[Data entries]
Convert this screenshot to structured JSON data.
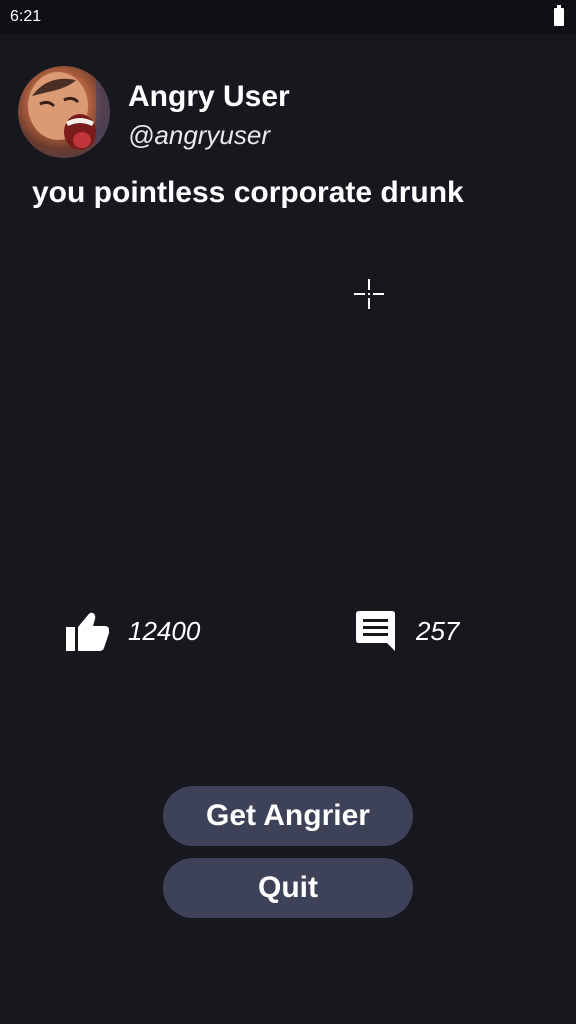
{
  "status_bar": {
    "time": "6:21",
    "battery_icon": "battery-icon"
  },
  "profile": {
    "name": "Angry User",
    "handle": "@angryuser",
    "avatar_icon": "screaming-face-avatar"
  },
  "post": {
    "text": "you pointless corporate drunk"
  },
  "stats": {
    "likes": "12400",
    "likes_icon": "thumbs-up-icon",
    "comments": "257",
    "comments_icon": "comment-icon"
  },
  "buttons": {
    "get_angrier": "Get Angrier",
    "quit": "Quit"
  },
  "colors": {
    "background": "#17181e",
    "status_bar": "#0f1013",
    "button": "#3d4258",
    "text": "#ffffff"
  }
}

Your goal
Return the records exactly. Don't carry the pictures over.

The output
Convert this screenshot to structured JSON data.
{
  "status_bar": {
    "time": "6:21",
    "battery_icon": "battery-icon"
  },
  "profile": {
    "name": "Angry User",
    "handle": "@angryuser",
    "avatar_icon": "screaming-face-avatar"
  },
  "post": {
    "text": "you pointless corporate drunk"
  },
  "stats": {
    "likes": "12400",
    "likes_icon": "thumbs-up-icon",
    "comments": "257",
    "comments_icon": "comment-icon"
  },
  "buttons": {
    "get_angrier": "Get Angrier",
    "quit": "Quit"
  },
  "colors": {
    "background": "#17181e",
    "status_bar": "#0f1013",
    "button": "#3d4258",
    "text": "#ffffff"
  }
}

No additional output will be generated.